── The records ──
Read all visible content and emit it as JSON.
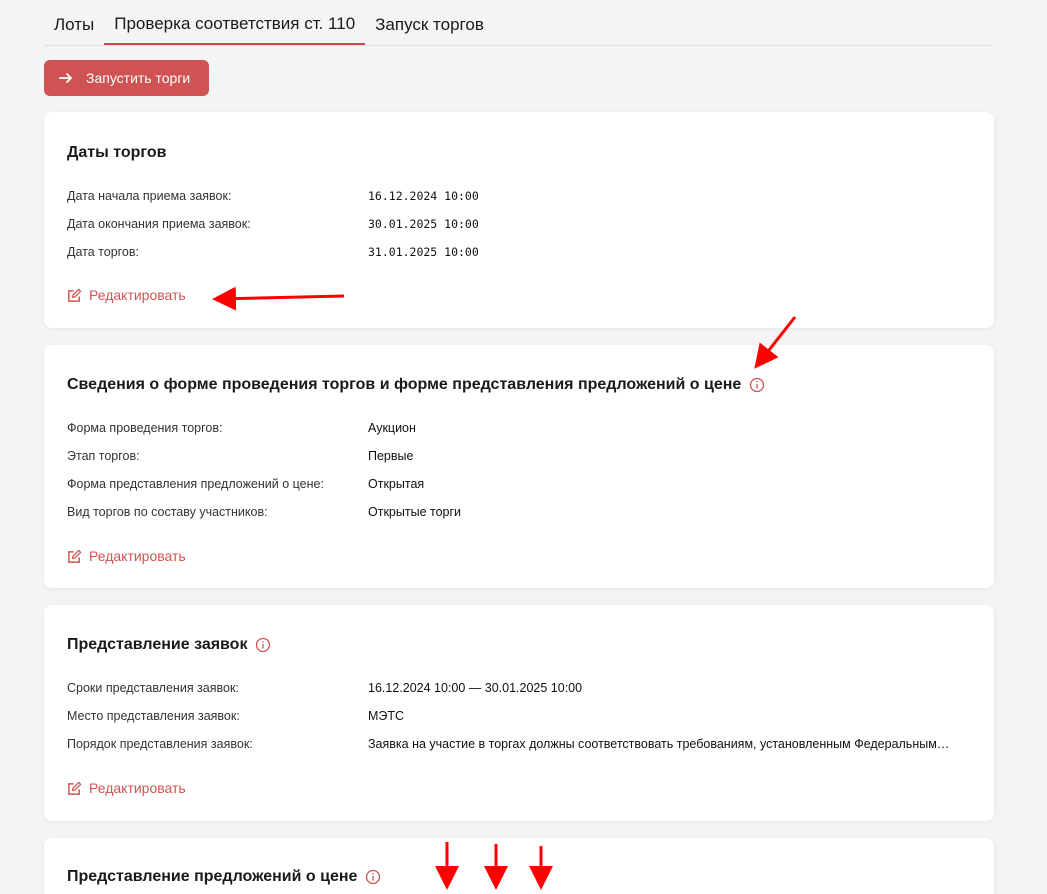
{
  "tabs": [
    {
      "label": "Лоты"
    },
    {
      "label": "Проверка соответствия ст. 110"
    },
    {
      "label": "Запуск торгов"
    }
  ],
  "launch_button": {
    "label": "Запустить торги"
  },
  "card1": {
    "title": "Даты торгов",
    "rows": [
      {
        "label": "Дата начала приема заявок:",
        "value": "16.12.2024 10:00"
      },
      {
        "label": "Дата окончания приема заявок:",
        "value": "30.01.2025 10:00"
      },
      {
        "label": "Дата торгов:",
        "value": "31.01.2025 10:00"
      }
    ],
    "edit_label": "Редактировать"
  },
  "card2": {
    "title": "Сведения о форме проведения торгов и форме представления предложений о цене",
    "rows": [
      {
        "label": "Форма проведения торгов:",
        "value": "Аукцион"
      },
      {
        "label": "Этап торгов:",
        "value": "Первые"
      },
      {
        "label": "Форма представления предложений о цене:",
        "value": "Открытая"
      },
      {
        "label": "Вид торгов по составу участников:",
        "value": "Открытые торги"
      }
    ],
    "edit_label": "Редактировать"
  },
  "card3": {
    "title": "Представление заявок",
    "rows": [
      {
        "label": "Сроки представления заявок:",
        "value": "16.12.2024 10:00 — 30.01.2025 10:00"
      },
      {
        "label": "Место представления заявок:",
        "value": "МЭТС"
      },
      {
        "label": "Порядок представления заявок:",
        "value": "Заявка на участие в торгах должны соответствовать требованиям, установленным Федеральным…"
      }
    ],
    "edit_label": "Редактировать"
  },
  "card4": {
    "title": "Представление предложений о цене"
  },
  "colors": {
    "accent": "#d05353",
    "annotation_arrow": "#ff0000"
  }
}
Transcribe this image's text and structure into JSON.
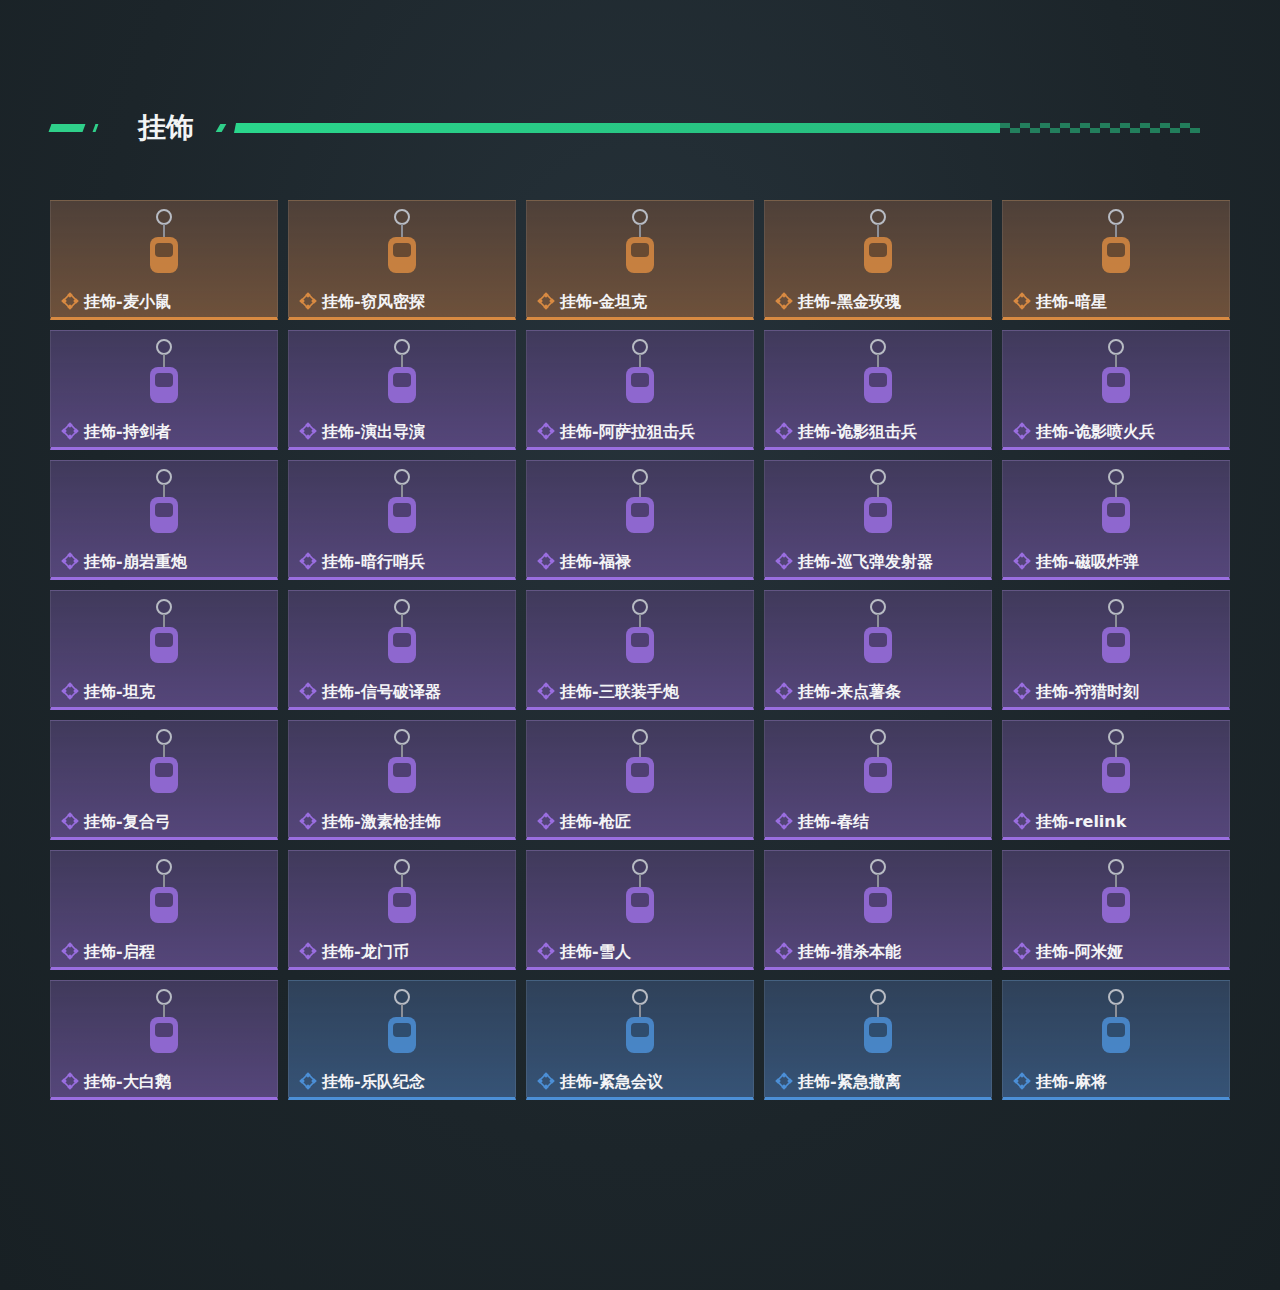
{
  "section": {
    "title": "挂饰"
  },
  "items": [
    {
      "name": "挂饰-麦小鼠",
      "rarity": "orange",
      "color": "#d88a42"
    },
    {
      "name": "挂饰-窃风密探",
      "rarity": "orange",
      "color": "#d88a42"
    },
    {
      "name": "挂饰-金坦克",
      "rarity": "orange",
      "color": "#d88a42"
    },
    {
      "name": "挂饰-黑金玫瑰",
      "rarity": "orange",
      "color": "#d88a42"
    },
    {
      "name": "挂饰-暗星",
      "rarity": "orange",
      "color": "#d88a42"
    },
    {
      "name": "挂饰-持剑者",
      "rarity": "purple",
      "color": "#9a6ee0"
    },
    {
      "name": "挂饰-演出导演",
      "rarity": "purple",
      "color": "#9a6ee0"
    },
    {
      "name": "挂饰-阿萨拉狙击兵",
      "rarity": "purple",
      "color": "#9a6ee0"
    },
    {
      "name": "挂饰-诡影狙击兵",
      "rarity": "purple",
      "color": "#9a6ee0"
    },
    {
      "name": "挂饰-诡影喷火兵",
      "rarity": "purple",
      "color": "#9a6ee0"
    },
    {
      "name": "挂饰-崩岩重炮",
      "rarity": "purple",
      "color": "#9a6ee0"
    },
    {
      "name": "挂饰-暗行哨兵",
      "rarity": "purple",
      "color": "#9a6ee0"
    },
    {
      "name": "挂饰-福禄",
      "rarity": "purple",
      "color": "#9a6ee0"
    },
    {
      "name": "挂饰-巡飞弹发射器",
      "rarity": "purple",
      "color": "#9a6ee0"
    },
    {
      "name": "挂饰-磁吸炸弹",
      "rarity": "purple",
      "color": "#9a6ee0"
    },
    {
      "name": "挂饰-坦克",
      "rarity": "purple",
      "color": "#9a6ee0"
    },
    {
      "name": "挂饰-信号破译器",
      "rarity": "purple",
      "color": "#9a6ee0"
    },
    {
      "name": "挂饰-三联装手炮",
      "rarity": "purple",
      "color": "#9a6ee0"
    },
    {
      "name": "挂饰-来点薯条",
      "rarity": "purple",
      "color": "#9a6ee0"
    },
    {
      "name": "挂饰-狩猎时刻",
      "rarity": "purple",
      "color": "#9a6ee0"
    },
    {
      "name": "挂饰-复合弓",
      "rarity": "purple",
      "color": "#9a6ee0"
    },
    {
      "name": "挂饰-激素枪挂饰",
      "rarity": "purple",
      "color": "#9a6ee0"
    },
    {
      "name": "挂饰-枪匠",
      "rarity": "purple",
      "color": "#9a6ee0"
    },
    {
      "name": "挂饰-春结",
      "rarity": "purple",
      "color": "#9a6ee0"
    },
    {
      "name": "挂饰-relink",
      "rarity": "purple",
      "color": "#9a6ee0"
    },
    {
      "name": "挂饰-启程",
      "rarity": "purple",
      "color": "#9a6ee0"
    },
    {
      "name": "挂饰-龙门币",
      "rarity": "purple",
      "color": "#9a6ee0"
    },
    {
      "name": "挂饰-雪人",
      "rarity": "purple",
      "color": "#9a6ee0"
    },
    {
      "name": "挂饰-猎杀本能",
      "rarity": "purple",
      "color": "#9a6ee0"
    },
    {
      "name": "挂饰-阿米娅",
      "rarity": "purple",
      "color": "#9a6ee0"
    },
    {
      "name": "挂饰-大白鹅",
      "rarity": "purple",
      "color": "#9a6ee0"
    },
    {
      "name": "挂饰-乐队纪念",
      "rarity": "blue",
      "color": "#4c8fd6"
    },
    {
      "name": "挂饰-紧急会议",
      "rarity": "blue",
      "color": "#4c8fd6"
    },
    {
      "name": "挂饰-紧急撤离",
      "rarity": "blue",
      "color": "#4c8fd6"
    },
    {
      "name": "挂饰-麻将",
      "rarity": "blue",
      "color": "#4c8fd6"
    }
  ]
}
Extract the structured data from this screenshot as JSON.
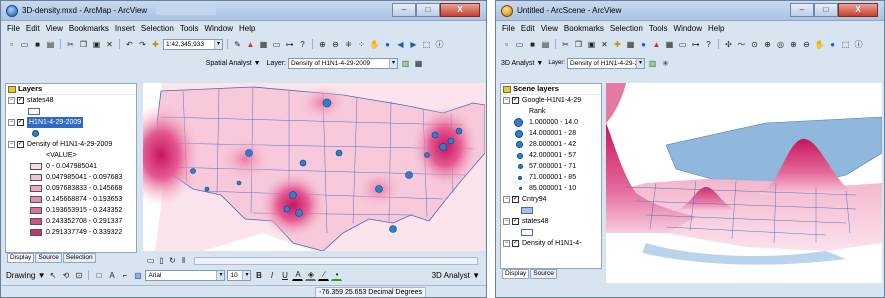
{
  "arcmap": {
    "title": "3D-density.mxd - ArcMap - ArcView",
    "caption_buttons": {
      "minimize": "–",
      "maximize": "□",
      "close": "X"
    },
    "menu": [
      "File",
      "Edit",
      "View",
      "Bookmarks",
      "Insert",
      "Selection",
      "Tools",
      "Window",
      "Help"
    ],
    "scale_value": "1:42,345,933",
    "spatial_analyst_label": "Spatial Analyst ▼",
    "layer_label": "Layer:",
    "layer_value": "Density of H1N1-4-29-2009",
    "toc": {
      "header": "Layers",
      "items": [
        {
          "label": "states48"
        },
        {
          "label": "H1N1-4-29-2009"
        },
        {
          "label": "Density of H1N1-4-29-2009"
        },
        {
          "label": "<VALUE>"
        },
        {
          "label": "0 - 0.047985041",
          "color": "#f8dbe7"
        },
        {
          "label": "0.047985041 - 0.097683",
          "color": "#f4c3d6"
        },
        {
          "label": "0.097683833 - 0.145668",
          "color": "#efa9c4"
        },
        {
          "label": "0.145668874 - 0.193653",
          "color": "#e88db0"
        },
        {
          "label": "0.193653915 - 0.243352",
          "color": "#e06e9a"
        },
        {
          "label": "0.243352708 - 0.291337",
          "color": "#d44f84"
        },
        {
          "label": "0.291337749 - 0.339322",
          "color": "#c7336f"
        }
      ],
      "tabs": [
        "Display",
        "Source",
        "Selection"
      ]
    },
    "drawing_label": "Drawing ▼",
    "font_name": "Arial",
    "font_size": "10",
    "bold": "B",
    "italic": "I",
    "underline": "U",
    "analyst3d_label": "3D Analyst ▼",
    "coordinates": "-76.359  25.653 Decimal Degrees"
  },
  "arcscene": {
    "title": "Untitled - ArcScene - ArcView",
    "caption_buttons": {
      "minimize": "–",
      "maximize": "□",
      "close": "X"
    },
    "menu": [
      "File",
      "Edit",
      "View",
      "Bookmarks",
      "Selection",
      "Tools",
      "Window",
      "Help"
    ],
    "analyst3d_label": "3D Analyst ▼",
    "layer_label": "Layer:",
    "layer_value": "Density of H1N1-4-29-2",
    "toc": {
      "header": "Scene layers",
      "items": [
        {
          "label": "Google-H1N1-4-29"
        },
        {
          "label": "Rank"
        },
        {
          "label": "1.000000 - 14.0"
        },
        {
          "label": "14.000001 - 28"
        },
        {
          "label": "28.000001 - 42"
        },
        {
          "label": "42.000001 - 57"
        },
        {
          "label": "57.000001 - 71"
        },
        {
          "label": "71.000001 - 85"
        },
        {
          "label": "85.000001 - 10"
        },
        {
          "label": "Cntry94"
        },
        {
          "label": "states48"
        },
        {
          "label": "Density of H1N1-4-"
        }
      ],
      "tabs": [
        "Display",
        "Source"
      ]
    }
  },
  "colors": {
    "window_bg": "#d9e4f1",
    "map_pink": "#f7c9da",
    "hotspot": "#d11a66",
    "state_line": "#4b67b7",
    "water": "#ffffff"
  }
}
───
*Written exercise*
Show all lines above holding "проведения".

*Response*
    "title": "Сведения о форме проведения торгов и форме представления предложений о цене",
        "label": "Форма проведения торгов:",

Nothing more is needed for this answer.